> _Data listing_

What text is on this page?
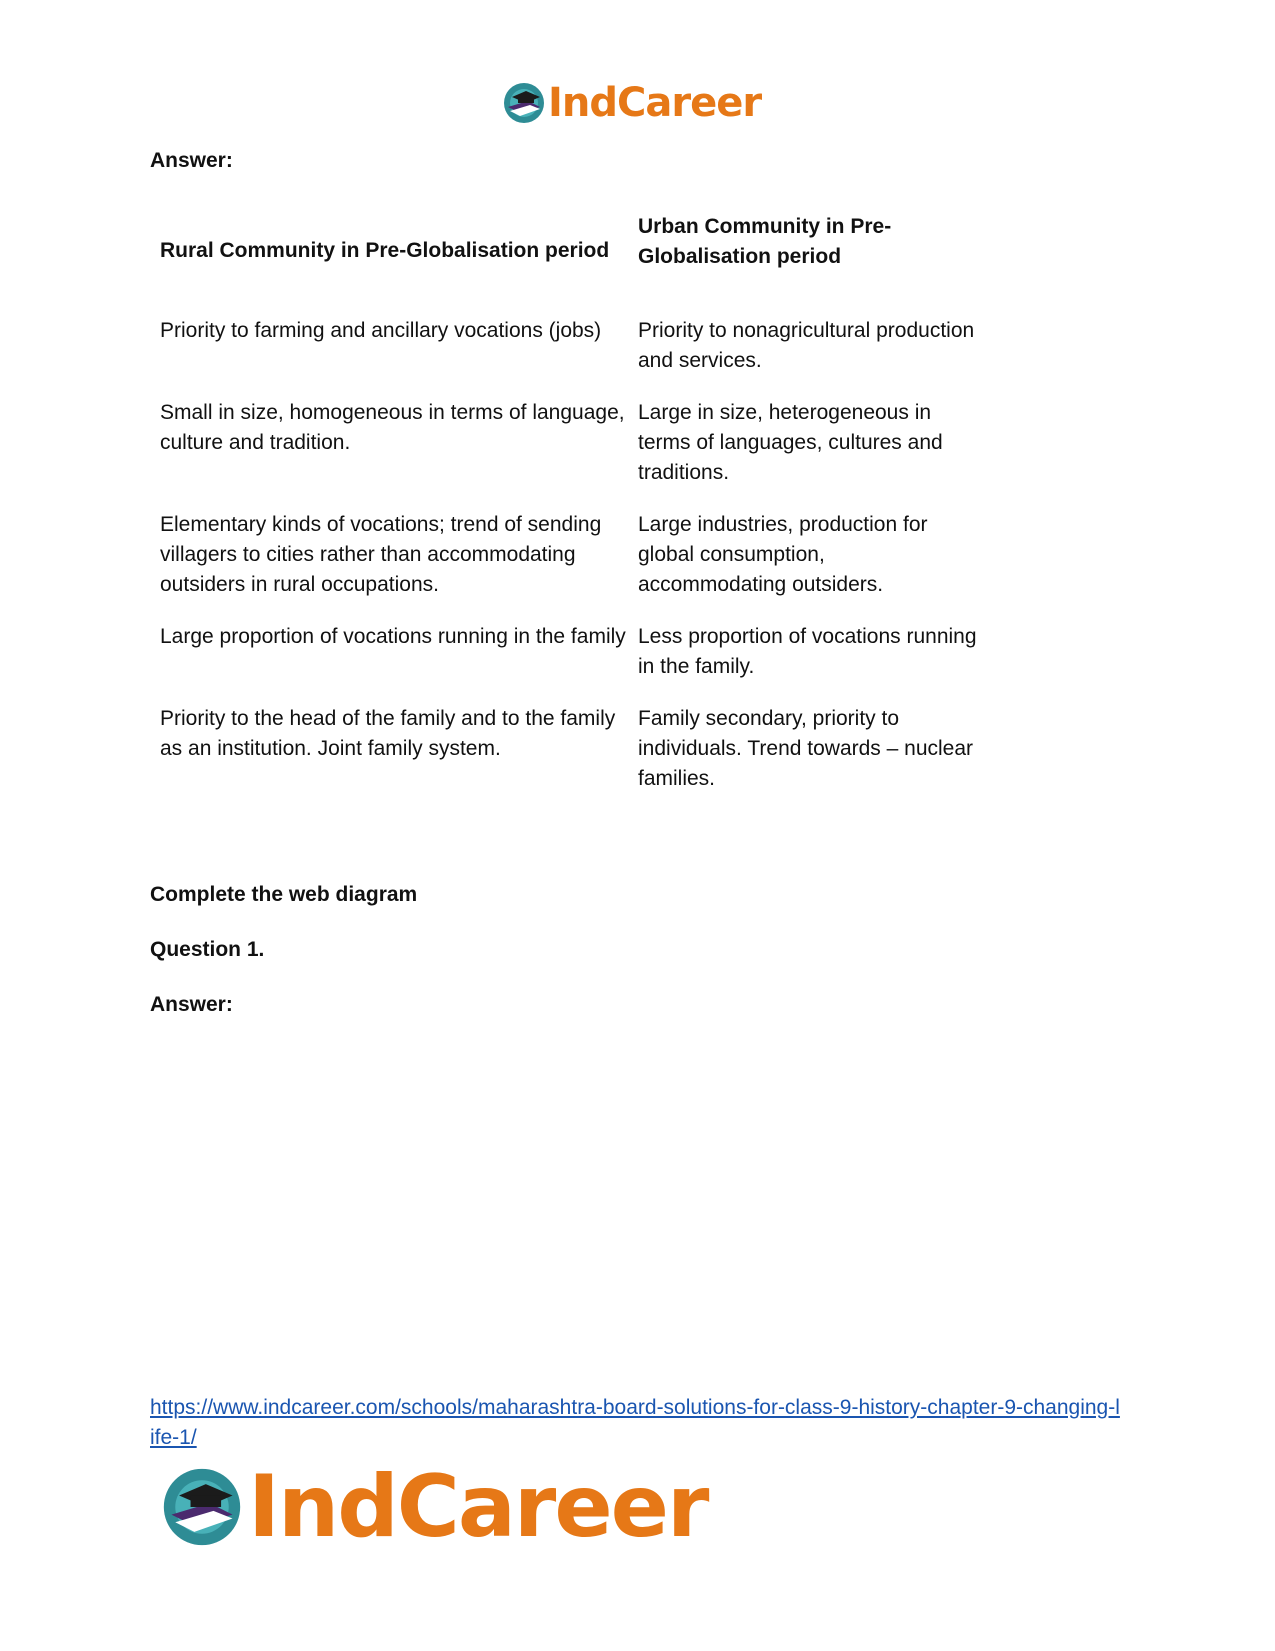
IndCareer
Answer:
Rural Community in Pre-Globalisation period
Urban Community in Pre-Globalisation period
Priority to farming and ancillary vocations (jobs)	Priority to nonagricultural production and services.
Small in size, homogeneous in terms of language, culture and tradition.
Large in size, heterogeneous in terms of languages, cultures and traditions.
Elementary kinds of vocations; trend of sending villagers to cities rather than accommodating outsiders in rural occupations.
Large industries, production for global consumption, accommodating outsiders.
Large proportion of vocations running in the family Less proportion of vocations running in the family.
Priority to the head of the family and to the family as an institution. Joint family system.
Family secondary, priority to individuals. Trend towards – nuclear families.
Complete the web diagram
Question 1.
Answer:
https://www.indcareer.com/schools/maharashtra-board-solutions-for-class-9-history-chapter-9-changing-life-1/
IndCareer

> _Problem_
Write out again every line above exactly as given; the pictures do not belong in the copy.

> _Full response_
What text is on this page?
IndCareer
Answer:
Rural Community in Pre-Globalisation period
Urban Community in Pre-Globalisation period
Priority to farming and ancillary vocations (jobs)	Priority to nonagricultural production and services.
Small in size, homogeneous in terms of language, culture and tradition.
Large in size, heterogeneous in terms of languages, cultures and traditions.
Elementary kinds of vocations; trend of sending villagers to cities rather than accommodating outsiders in rural occupations.
Large industries, production for global consumption, accommodating outsiders.
Large proportion of vocations running in the family Less proportion of vocations running in the family.
Priority to the head of the family and to the family as an institution. Joint family system.
Family secondary, priority to individuals. Trend towards – nuclear families.
Complete the web diagram
Question 1.
Answer:
https://www.indcareer.com/schools/maharashtra-board-solutions-for-class-9-history-chapter-9-changing-life-1/
IndCareer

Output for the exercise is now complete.